> _Texte source_
• • • • •

Georges Palet est un violent qui a des pulsions de meurtre et qui a peur de sa violence qui lui a déjà attiré des ennuis, on pense à des viols, qui lui ont notamment valu la perte de ses droits civiques – on n’en saura pas plus sinon qu’il est toujours travaillé par cette violence, que quelque chose l’a démoli, qu’il est malheureux. C’est peut-être ce qui explique l’attitude de Suzanne son épouse. Une attitude singulière puisqu’elle accepte la relation qu’il a avec Marguerite, on peut même dire qu’elle y participe. Georges qui ne supporte pas les réunions de famille et que Suzanne occupe à repeindre la maison ira donc jusqu’au bout de l’aventure sans être entravé par les résistances de sa femme ! Peut-être un fantasme de l’auteur !

Opposition entre une femme au foyer avec laquelle il mène une vie ennuyeuse, mais qui tempère sa violence et une femme qui lui redonne le goût de vivre y compris de se comporter de façon brutale avec sa meilleure amie Josepha. Suzanne apparaîtra également dans Un soir au club (soit 5 ans plus tard ) avec une fonction identique. Comme un regret de n’avoir pas su rester du côté de la vie, en dépit de tous les risques que cela comportait et en même temps la culpabilité d’avoir quitté Suzanne qui se précisera avec sa mort accidentelle alors qu’elle venait le reprendre à celle qui lui redonnait le goût de vivre.

Bien sûr la vie de Christian Gailly ne nous regarde pas, on peut donc se contenter de sa musique, du rythme syncopé de ses phrases, de son jeu à la fois musical et érotique reculant toujours le moment de dévoiler alors même que l’on pensait qu’il allait le faire, il y a là une vraie réussite. Et pourtant Christian Gailly a choisi la littérature plutôt que la musique comme s’il n’avait pu se passer du sens, comme si malgré tous ses dénis, il avait quelque chose à dire de plus que les banalités du monde. Quelque chose qui le touche au point qu’il devait en passer par l’écriture : ce désir de réussir qu’il a trahi en abandonnant le jazz, ce besoin de reconnaissance qu’il n’hésite pas à avouer dans ses interviews se plaignant d’être trop peu lu ; cette trahison vis-à-vis de celle qui l’a sauvé de l’alcool et de la drogue, quelque chose qu’il nous dit en s’arrangeant pour qu’on ne l’entende pas, que l’on ne sache pas vraiment, d’ailleurs le sait-il lui-même ?

• • • • •

> _Données extraites_

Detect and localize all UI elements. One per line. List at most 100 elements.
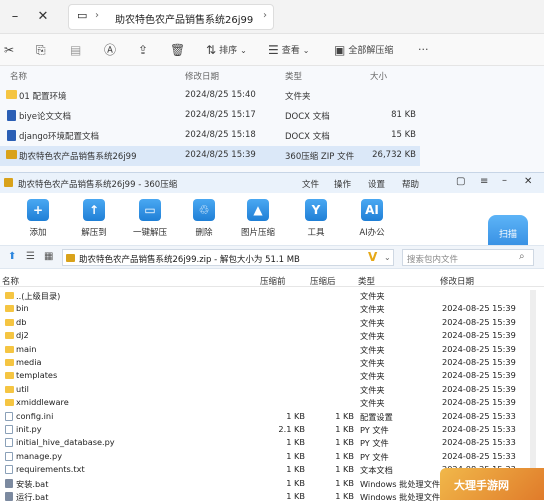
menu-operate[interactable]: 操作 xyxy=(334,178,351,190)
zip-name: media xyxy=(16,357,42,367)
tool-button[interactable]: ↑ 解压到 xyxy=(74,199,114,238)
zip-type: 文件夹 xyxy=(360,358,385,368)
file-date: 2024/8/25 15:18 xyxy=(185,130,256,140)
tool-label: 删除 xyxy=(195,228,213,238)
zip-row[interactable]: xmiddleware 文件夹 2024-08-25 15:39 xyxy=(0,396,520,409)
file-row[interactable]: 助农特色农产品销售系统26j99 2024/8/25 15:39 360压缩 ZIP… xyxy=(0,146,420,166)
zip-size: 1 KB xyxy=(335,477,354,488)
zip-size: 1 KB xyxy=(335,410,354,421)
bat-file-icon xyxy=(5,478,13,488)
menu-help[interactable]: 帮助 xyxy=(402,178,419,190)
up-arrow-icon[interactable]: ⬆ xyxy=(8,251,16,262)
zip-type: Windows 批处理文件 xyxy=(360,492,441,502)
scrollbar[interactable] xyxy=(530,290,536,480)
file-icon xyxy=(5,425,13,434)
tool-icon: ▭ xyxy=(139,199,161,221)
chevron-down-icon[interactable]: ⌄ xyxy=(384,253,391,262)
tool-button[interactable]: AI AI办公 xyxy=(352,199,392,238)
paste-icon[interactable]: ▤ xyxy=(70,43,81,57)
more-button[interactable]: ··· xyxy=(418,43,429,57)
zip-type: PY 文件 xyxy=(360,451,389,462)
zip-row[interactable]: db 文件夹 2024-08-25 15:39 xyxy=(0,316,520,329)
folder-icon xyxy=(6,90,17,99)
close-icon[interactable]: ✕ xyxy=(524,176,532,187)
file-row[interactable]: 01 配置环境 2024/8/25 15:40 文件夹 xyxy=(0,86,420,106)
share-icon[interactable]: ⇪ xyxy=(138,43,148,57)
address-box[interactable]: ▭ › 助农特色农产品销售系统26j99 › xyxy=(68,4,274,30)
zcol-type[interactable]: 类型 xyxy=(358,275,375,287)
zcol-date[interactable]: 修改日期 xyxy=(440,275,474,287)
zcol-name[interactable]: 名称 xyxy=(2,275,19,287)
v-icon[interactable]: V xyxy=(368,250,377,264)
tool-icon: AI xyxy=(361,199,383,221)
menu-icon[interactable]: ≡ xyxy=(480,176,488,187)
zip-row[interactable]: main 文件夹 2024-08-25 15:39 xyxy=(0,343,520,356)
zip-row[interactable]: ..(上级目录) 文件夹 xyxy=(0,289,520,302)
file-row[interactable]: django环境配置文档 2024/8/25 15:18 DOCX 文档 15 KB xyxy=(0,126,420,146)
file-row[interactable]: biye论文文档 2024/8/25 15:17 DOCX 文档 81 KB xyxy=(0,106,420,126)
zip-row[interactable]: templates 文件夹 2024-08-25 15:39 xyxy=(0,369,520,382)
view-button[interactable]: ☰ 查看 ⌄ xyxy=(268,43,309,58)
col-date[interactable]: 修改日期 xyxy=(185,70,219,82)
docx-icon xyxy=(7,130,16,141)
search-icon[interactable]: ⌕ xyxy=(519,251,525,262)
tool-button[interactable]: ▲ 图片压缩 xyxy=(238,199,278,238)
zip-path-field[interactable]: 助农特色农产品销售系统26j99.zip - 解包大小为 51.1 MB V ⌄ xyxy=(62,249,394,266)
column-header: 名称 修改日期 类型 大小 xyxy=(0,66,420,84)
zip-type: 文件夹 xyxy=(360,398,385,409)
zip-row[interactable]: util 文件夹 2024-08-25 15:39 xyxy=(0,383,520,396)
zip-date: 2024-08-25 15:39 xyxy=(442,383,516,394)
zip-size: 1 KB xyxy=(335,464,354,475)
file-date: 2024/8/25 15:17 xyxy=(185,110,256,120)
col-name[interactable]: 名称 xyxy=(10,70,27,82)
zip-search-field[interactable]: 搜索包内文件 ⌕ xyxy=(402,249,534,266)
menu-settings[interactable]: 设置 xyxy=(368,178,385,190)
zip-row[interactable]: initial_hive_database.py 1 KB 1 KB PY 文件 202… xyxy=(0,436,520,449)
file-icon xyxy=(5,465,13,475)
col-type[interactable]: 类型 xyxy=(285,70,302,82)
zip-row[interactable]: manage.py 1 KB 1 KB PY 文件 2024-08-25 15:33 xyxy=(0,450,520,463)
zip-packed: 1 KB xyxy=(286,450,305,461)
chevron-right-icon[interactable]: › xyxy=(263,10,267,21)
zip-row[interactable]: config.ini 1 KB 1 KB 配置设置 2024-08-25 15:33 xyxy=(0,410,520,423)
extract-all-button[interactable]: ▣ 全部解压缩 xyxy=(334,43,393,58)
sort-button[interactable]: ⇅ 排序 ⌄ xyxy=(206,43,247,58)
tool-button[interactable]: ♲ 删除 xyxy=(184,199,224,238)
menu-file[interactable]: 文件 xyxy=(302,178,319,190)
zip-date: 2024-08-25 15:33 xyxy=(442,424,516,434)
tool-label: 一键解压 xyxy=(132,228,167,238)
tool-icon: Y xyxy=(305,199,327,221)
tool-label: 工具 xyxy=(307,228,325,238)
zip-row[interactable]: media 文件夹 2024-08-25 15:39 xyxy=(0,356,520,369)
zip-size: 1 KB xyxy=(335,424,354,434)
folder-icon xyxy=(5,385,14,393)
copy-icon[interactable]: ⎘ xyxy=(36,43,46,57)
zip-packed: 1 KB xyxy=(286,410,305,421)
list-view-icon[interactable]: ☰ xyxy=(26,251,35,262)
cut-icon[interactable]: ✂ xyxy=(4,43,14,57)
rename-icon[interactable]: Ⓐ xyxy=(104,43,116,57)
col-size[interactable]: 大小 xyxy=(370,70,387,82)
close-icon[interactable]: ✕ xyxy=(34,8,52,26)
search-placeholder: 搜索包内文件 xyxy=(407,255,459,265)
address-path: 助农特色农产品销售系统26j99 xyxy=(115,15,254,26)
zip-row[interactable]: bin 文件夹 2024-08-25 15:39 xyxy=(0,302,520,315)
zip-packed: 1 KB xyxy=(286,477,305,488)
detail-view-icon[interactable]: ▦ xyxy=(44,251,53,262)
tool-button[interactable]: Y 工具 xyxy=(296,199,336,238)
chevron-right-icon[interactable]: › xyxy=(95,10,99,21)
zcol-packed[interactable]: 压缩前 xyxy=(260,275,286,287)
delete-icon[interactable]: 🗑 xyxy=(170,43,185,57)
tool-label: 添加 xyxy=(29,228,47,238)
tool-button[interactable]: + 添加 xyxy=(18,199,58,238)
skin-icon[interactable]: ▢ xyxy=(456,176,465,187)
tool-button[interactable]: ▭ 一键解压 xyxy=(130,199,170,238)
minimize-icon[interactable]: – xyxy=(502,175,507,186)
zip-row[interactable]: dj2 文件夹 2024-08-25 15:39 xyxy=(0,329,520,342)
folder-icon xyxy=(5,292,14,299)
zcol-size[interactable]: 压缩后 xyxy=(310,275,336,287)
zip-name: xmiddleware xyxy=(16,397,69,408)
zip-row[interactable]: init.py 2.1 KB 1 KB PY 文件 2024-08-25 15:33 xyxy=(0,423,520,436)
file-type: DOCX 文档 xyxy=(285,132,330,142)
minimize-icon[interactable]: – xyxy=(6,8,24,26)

• • • • •

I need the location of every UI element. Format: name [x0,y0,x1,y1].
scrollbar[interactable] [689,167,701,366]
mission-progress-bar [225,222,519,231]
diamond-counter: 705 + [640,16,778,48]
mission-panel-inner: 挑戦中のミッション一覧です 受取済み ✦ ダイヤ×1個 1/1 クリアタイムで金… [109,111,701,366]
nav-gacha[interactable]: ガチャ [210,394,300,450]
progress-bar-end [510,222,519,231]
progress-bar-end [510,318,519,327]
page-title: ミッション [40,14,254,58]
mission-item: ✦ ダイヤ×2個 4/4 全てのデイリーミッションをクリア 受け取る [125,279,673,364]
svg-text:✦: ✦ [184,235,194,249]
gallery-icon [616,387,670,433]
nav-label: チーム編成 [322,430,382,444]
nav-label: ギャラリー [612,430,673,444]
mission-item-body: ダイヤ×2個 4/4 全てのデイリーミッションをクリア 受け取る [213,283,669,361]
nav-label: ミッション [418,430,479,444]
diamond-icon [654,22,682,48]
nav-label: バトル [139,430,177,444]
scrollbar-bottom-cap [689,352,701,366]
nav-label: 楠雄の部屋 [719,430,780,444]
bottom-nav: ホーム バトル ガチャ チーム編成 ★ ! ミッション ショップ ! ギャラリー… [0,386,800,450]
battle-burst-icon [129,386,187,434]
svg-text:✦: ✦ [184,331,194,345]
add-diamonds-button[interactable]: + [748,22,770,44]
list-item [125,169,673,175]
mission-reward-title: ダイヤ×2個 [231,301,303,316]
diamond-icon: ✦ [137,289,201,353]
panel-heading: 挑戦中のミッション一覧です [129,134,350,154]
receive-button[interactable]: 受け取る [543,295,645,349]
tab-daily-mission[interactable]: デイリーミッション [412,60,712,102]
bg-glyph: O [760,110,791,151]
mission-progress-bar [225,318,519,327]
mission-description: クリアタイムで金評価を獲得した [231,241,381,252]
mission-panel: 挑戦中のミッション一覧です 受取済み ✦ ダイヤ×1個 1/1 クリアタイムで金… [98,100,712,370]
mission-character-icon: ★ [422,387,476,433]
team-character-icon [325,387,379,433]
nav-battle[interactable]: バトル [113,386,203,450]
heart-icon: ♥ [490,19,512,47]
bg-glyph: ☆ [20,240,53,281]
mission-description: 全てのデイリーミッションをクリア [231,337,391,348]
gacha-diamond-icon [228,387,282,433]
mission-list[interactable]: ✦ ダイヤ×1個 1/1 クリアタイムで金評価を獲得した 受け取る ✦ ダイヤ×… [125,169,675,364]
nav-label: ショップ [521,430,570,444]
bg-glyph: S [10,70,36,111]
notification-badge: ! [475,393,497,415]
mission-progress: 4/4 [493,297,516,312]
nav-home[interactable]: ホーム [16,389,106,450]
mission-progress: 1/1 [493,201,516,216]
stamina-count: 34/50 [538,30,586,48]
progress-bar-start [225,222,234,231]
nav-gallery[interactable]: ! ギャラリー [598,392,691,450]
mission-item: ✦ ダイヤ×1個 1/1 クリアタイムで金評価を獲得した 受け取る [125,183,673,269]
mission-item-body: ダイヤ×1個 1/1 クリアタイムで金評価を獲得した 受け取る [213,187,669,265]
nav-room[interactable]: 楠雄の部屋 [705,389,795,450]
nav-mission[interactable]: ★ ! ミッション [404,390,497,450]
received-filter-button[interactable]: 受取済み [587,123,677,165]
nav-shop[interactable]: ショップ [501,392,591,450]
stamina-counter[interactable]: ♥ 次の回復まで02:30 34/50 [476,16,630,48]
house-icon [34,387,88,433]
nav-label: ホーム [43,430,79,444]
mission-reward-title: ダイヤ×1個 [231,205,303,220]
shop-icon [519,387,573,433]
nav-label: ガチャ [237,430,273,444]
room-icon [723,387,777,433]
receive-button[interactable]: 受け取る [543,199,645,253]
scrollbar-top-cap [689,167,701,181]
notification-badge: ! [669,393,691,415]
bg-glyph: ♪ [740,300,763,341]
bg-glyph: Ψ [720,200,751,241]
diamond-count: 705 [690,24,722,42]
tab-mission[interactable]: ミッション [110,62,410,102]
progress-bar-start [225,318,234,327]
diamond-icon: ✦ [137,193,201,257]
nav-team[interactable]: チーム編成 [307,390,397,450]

• • • • •

> _Exercices à réaliser_
(1) Recopiez le passage du texte sur Christian Gailly allant de « Georges Palet est » jusqu'à « fantasme de l’auteur ! » inclus, en remplaçant « violence » par « brutalité ».
(2) Prolongez le texte sur Christian Gailly à partir de sa dernière phrase.
Les items n'ont aucun rôle dans ce travail.

> _Réponses par exercice_
(1)
Georges Palet est un violent qui a des pulsions de meurtre et qui a peur de sa brutalité qui lui a déjà attiré des ennuis, on pense à des viols, qui lui ont notamment valu la perte de ses droits civiques – on n’en saura pas plus sinon qu’il est toujours travaillé par cette brutalité, que quelque chose l’a démoli, qu’il est malheureux. C’est peut-être ce qui explique l’attitude de Suzanne son épouse. Une attitude singulière puisqu’elle accepte la relation qu’il a avec Marguerite, on peut même dire qu’elle y participe. Georges qui ne supporte pas les réunions de famille et que Suzanne occupe à repeindre la maison ira donc jusqu’au bout de l’aventure sans être entravé par les résistances de sa femme ! Peut-être un fantasme de l’auteur !

(2)
La littérature des éditions de Minuit - et celle de Gailly n’échappe pas à la règle, j’allais dire au dogme - est une littérature qui prétend ne plus s’occuper de la société et qui pourtant a plus que jamais un rôle de distinction sociale. Littérature élitiste qui affirme faire de l’art pour l’art et qui de fait sert de signe de reconnaissance à ceux qui prétendent savoir ce que c’est que la littérature. On croit sans doute avoir compris Céline lorsqu’il soutient ne s’intéresser qu’au style ! il s’agissait bien entendu d’une ruse, le style si important soit-il n’était qu’un moyen de faire passer l’indicible (ce à quoi il sert encore dans les romans de Robbe-Grillet), avec cette littérature-là on se demande si le fil n’a pas été perdu. Ce qui n’enlève rien à la qualité du style de Gailly tout particulièrement dans ce roman où la phrase elle-même semble sortie d’un saxo mais ne manque pas de gêner et d’entraîner la littérature dans une sorte de ghetto.

Cette opposition entre la femme aimée, perdue puis retrouvée dans Un soir au club ou simplement ici dans L’incident trouvée par hasard, comme cette inquiétude d’avoir perdu sa vie dans un ronron conjugal sont des sujets personnels bien sûr, mais le retour de la folie amoureuse qui vous fait quitter le bonheur tranquille devenu ennui pour le risque du jazz, de l’alcool et de la drogue voilà bien qui pourrait pourtant être une vraie révolte que Gailly n’assume pas. Faut-il en chercher les raisons dans ce qui a valu à Georges Palet la perte de ses droits civiques ? Cette culpabilité face à la violence qui parcourt tout le livre ? Peut-être. Si l’on examine la biographie de Christian Gailly, celle que l’on peut trouver sur internet et qui est bien maigre, on se rend compte par son age et par le silence sur ces années-là qu’il a dû faire la guerre d’Algérie peut-être est-ce là aussi une piste, il est souvent question dans ses romans de départ à la guerre. Douleur. Et si le style servait justement à parler de cette douleur tout en la gardant pour soi ?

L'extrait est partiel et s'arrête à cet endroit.